--- START OF MATERIAL SHOWN ---

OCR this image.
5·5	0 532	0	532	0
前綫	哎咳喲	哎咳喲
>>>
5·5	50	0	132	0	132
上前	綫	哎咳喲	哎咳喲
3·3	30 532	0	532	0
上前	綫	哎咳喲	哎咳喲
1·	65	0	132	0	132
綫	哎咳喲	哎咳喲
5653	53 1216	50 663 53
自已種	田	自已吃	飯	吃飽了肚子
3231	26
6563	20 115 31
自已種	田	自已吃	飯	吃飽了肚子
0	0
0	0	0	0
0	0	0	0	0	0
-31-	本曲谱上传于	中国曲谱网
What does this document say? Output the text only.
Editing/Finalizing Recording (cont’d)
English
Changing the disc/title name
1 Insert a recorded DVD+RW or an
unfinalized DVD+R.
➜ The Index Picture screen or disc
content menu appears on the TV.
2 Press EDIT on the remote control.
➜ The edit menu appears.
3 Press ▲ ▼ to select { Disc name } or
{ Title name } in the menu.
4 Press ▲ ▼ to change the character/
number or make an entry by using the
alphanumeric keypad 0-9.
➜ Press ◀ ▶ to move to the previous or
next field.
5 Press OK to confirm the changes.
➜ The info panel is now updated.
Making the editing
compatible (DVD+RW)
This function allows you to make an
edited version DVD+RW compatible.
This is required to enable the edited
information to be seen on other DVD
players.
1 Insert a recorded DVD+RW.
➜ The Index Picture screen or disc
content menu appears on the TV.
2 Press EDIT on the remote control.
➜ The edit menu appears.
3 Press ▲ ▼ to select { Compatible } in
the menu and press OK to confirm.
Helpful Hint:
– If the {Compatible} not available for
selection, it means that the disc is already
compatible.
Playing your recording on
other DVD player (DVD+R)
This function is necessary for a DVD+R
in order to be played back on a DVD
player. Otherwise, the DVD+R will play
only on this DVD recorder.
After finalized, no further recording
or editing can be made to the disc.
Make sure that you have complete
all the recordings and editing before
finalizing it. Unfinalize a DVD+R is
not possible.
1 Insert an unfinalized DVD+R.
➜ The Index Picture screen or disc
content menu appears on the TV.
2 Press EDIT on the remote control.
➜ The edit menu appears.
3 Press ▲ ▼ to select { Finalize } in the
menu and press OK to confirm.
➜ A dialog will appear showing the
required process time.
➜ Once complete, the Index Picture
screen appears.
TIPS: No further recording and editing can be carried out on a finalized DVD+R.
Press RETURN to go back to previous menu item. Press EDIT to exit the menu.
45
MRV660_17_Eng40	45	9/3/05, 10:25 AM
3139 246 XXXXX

--- END OF MATERIAL SHOWN ---

- [WRITTEN INSTRUCTION]
Reproduce the full listing word for word.

- [FINAL RESULT]
OCR this image.
5·5	0 532	0	532	0
前綫	哎咳喲	哎咳喲
>>>
5·5	50	0	132	0	132
上前	綫	哎咳喲	哎咳喲
3·3	30 532	0	532	0
上前	綫	哎咳喲	哎咳喲
1·	65	0	132	0	132
綫	哎咳喲	哎咳喲
5653	53 1216	50 663 53
自已種	田	自已吃	飯	吃飽了肚子
3231	26
6563	20 115 31
自已種	田	自已吃	飯	吃飽了肚子
0	0
0	0	0	0
0	0	0	0	0	0
-31-	本曲谱上传于	中国曲谱网
What does this document say? Output the text only.
Editing/Finalizing Recording (cont’d)
English
Changing the disc/title name
1 Insert a recorded DVD+RW or an
unfinalized DVD+R.
➜ The Index Picture screen or disc
content menu appears on the TV.
2 Press EDIT on the remote control.
➜ The edit menu appears.
3 Press ▲ ▼ to select { Disc name } or
{ Title name } in the menu.
4 Press ▲ ▼ to change the character/
number or make an entry by using the
alphanumeric keypad 0-9.
➜ Press ◀ ▶ to move to the previous or
next field.
5 Press OK to confirm the changes.
➜ The info panel is now updated.
Making the editing
compatible (DVD+RW)
This function allows you to make an
edited version DVD+RW compatible.
This is required to enable the edited
information to be seen on other DVD
players.
1 Insert a recorded DVD+RW.
➜ The Index Picture screen or disc
content menu appears on the TV.
2 Press EDIT on the remote control.
➜ The edit menu appears.
3 Press ▲ ▼ to select { Compatible } in
the menu and press OK to confirm.
Helpful Hint:
– If the {Compatible} not available for
selection, it means that the disc is already
compatible.
Playing your recording on
other DVD player (DVD+R)
This function is necessary for a DVD+R
in order to be played back on a DVD
player. Otherwise, the DVD+R will play
only on this DVD recorder.
After finalized, no further recording
or editing can be made to the disc.
Make sure that you have complete
all the recordings and editing before
finalizing it. Unfinalize a DVD+R is
not possible.
1 Insert an unfinalized DVD+R.
➜ The Index Picture screen or disc
content menu appears on the TV.
2 Press EDIT on the remote control.
➜ The edit menu appears.
3 Press ▲ ▼ to select { Finalize } in the
menu and press OK to confirm.
➜ A dialog will appear showing the
required process time.
➜ Once complete, the Index Picture
screen appears.
TIPS: No further recording and editing can be carried out on a finalized DVD+R.
Press RETURN to go back to previous menu item. Press EDIT to exit the menu.
45
MRV660_17_Eng40	45	9/3/05, 10:25 AM
3139 246 XXXXX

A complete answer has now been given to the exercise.